Task list —
**A.** Answer these questions using the page excerpt below, writing each answer on its own line:
(i) Which Spanish government minister decided that Spain's nightlife needs to end?
(ii) How much money were the referendums said to cost?
(iii) From what year does the writer date the left wing drive for cultural austerity?
**B.** For each statement, say whether it agrees with the page excerpt below, and quote the words from the excerpt that decide it:
(i) The writer names Schumpeter as one of the Austrian school economists who responded to the Great Depression.
(ii) The writer's 2018 calculations put an American style trailer at 25000e to 70000e.
(iii) The writer expects a Rothko to be affordable with the 20 million.

Page excerpt —
────────
Austeridad Cultural
I can’t remember where I first encountered the idea that a group fighting another temporarily more dominant group would unwittingly start to mirror the particular madness they were opposed to. Perhaps it’s a political version of Nietzsche’s aphorisms: if you look long into the abyss, remember the abyss also looks into you; if you fight with monsters beware lest you become a monster too. And so I hold that the right wing drive for financial austerity after 2008 produced in response, from 2014 to the present moment, a left wing drive for what I’ve previously dubbed cultural austerity. You can see the same righteous joy in standing in judgement over people, and taking something away from them, then telling them they deserve it because they sinned and they need to be punished. It is the response of Schumpeter and fellow economists of the Austrian school to the Great Depression; it should be allowed run its course unmolested so that toxins can be expelled from the economic system. If that hurts people, well, they deserved it for their misdeeds. The same misplaced moralism that saw us lectured here on ‘how we all partied’. Although not all of us were in charge of government departments and financial regulators i’ faith. Surprise, surprise, but it is a left-wing government minister in Spain that has decided that Spain’s celebrated nightlife needs to end abruptly now. There are other ways to deal with late working hours; split shifts, longer breaks, better rostering, really anything that would spring to mind if you spent about five minutes looking for solutions; but they don’t concern Yolanda Diaz. Because she doesn’t care about solutions, she cares about taking something beloved away from people, and then attacking them from her entirely imaginary high moral ground by insisting that anybody who opposes her is a monster who wants to break the backs of the working class. Cultural Austerity and Financial Austerity are the oddest of odd cousins, but the family resemblance is obvious. A Tory stands in front of you blocking you from entering the library, saying you don’t deserve to have nice things because of your frivolous spending. A Labourite stands in front of you blocking you from perusing the bookshelf, saying you don’t get to read whatever you want because it’s literally harmful violence. The joy is obvious in both cases in taking away something you love.
“By gad, sir, that’s leadership”: Part II
Well, that was a productive use of 20 million euro. Some referendums are forced upon us by necessity, like the endless ceding of sovereignty to the EU. But these were referendums of choice, much like Enda Kenny’s confusion that the words reform and abolish mean the same thing. (How baffled Phileas Fogg would’ve been to have returned home to a demolished building because an Enda Kenny avant la lettre had joined the Reform Club) Just to be clear what the opportunity cost was on all of this, according to my calculations in 2018 an American style trailer would cost in euros from 20000e to 60000e, so allowing for inflation let’s say 25000e to 70000e in 2024. So that would mean 20 millions of euro could have bought as many as 800 American style trailer homes to try and put an immediate band aid on the housing shortage instead of holding a referendum nobody wanted, and nobody understood, including the government forcing it. Or, given the fuss made about where to find the money for buying a Cezanne last year, that 20 million could have been used to buy 10 damn good paintings for the National Gallery of Ireland. If you can find 20 million no questions asked for an unwanted, unnecessary referendum campaign then you can find 20 million no questions asked to flesh out the collection with some Cezanne, Monet, Hodler, Matisse, Mondrian, Orpen, Lavery, Yeats, Sargent. Nobody expects a Rothko for that budget, but there are possibilities.
────────
Data extracted from a collection:
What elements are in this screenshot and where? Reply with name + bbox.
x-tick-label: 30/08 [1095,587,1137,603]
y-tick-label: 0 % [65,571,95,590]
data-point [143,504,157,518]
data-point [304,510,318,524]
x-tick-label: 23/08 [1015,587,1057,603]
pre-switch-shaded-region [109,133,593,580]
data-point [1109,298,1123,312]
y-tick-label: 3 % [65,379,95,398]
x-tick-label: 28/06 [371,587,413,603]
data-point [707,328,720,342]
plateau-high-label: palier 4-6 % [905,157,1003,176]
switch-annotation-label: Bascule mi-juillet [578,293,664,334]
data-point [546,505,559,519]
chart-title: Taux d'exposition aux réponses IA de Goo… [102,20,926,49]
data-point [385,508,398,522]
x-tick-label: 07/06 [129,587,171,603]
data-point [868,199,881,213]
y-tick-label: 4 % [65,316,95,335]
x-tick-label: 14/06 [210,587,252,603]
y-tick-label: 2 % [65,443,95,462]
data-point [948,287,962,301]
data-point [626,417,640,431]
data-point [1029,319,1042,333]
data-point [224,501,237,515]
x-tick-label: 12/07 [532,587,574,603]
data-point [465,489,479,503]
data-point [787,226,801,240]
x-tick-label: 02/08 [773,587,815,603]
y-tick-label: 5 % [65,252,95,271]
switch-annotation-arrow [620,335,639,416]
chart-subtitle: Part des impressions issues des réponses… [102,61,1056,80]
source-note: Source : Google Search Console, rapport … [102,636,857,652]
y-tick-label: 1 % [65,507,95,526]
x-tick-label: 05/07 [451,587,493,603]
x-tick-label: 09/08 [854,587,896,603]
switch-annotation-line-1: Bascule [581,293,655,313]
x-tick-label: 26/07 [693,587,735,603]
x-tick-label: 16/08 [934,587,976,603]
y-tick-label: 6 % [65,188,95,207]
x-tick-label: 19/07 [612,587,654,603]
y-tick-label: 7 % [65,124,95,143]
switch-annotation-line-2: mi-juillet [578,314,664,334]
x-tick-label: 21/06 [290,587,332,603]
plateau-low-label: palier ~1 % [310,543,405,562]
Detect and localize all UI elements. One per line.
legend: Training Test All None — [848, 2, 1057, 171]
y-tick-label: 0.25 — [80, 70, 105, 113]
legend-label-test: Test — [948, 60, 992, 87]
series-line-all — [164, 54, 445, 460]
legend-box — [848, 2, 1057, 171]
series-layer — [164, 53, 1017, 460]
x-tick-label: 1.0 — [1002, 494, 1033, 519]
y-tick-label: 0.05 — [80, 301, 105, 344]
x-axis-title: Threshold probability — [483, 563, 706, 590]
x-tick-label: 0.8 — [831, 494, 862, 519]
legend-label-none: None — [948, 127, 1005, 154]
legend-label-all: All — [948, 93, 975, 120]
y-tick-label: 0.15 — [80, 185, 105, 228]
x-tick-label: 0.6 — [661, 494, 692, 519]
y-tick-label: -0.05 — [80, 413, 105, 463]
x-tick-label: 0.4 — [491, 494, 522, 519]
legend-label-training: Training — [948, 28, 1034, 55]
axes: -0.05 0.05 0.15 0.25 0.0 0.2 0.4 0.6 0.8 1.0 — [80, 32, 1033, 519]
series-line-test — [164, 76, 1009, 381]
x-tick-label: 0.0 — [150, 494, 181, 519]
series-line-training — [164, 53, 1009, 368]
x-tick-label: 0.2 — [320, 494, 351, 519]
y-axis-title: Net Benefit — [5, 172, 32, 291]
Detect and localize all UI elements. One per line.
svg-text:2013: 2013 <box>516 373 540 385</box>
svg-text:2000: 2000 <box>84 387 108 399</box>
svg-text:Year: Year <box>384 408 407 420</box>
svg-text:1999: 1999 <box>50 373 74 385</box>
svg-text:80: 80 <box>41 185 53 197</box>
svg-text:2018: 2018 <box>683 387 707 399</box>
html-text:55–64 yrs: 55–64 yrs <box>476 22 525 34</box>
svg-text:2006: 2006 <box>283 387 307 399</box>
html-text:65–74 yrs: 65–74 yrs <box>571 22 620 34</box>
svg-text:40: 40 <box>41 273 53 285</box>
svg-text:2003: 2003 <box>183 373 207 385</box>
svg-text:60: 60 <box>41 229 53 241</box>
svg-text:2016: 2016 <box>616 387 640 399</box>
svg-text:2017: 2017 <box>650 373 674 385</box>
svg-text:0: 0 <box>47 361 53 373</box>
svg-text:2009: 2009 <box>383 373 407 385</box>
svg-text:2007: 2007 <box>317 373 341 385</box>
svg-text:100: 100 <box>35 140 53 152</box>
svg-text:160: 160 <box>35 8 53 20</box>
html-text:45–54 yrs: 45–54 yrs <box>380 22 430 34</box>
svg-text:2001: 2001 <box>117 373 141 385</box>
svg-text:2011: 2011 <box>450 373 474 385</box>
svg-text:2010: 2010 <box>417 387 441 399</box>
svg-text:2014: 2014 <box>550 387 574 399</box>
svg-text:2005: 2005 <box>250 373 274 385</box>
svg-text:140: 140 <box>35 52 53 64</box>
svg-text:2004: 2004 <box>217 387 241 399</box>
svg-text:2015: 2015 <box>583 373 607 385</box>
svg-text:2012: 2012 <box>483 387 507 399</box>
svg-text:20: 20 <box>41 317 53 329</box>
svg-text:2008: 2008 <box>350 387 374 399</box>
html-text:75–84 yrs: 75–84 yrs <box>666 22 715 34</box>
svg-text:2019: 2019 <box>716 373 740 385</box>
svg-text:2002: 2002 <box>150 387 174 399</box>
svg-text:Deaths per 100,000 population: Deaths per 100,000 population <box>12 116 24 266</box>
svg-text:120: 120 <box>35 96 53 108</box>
────────
Solutions for each task —
**A.**
(i) Yolanda Diaz
(ii) 20 million euro
(iii) 2014

**B.**
(i) Yes: "It is the response of Schumpeter and fellow economists of the Austrian school to the Great Depression"
(ii) No: "according to my calculations in 2018 an American style trailer would cost in euros from 20000e to 60000e"
(iii) No: "Nobody expects a Rothko for that budget"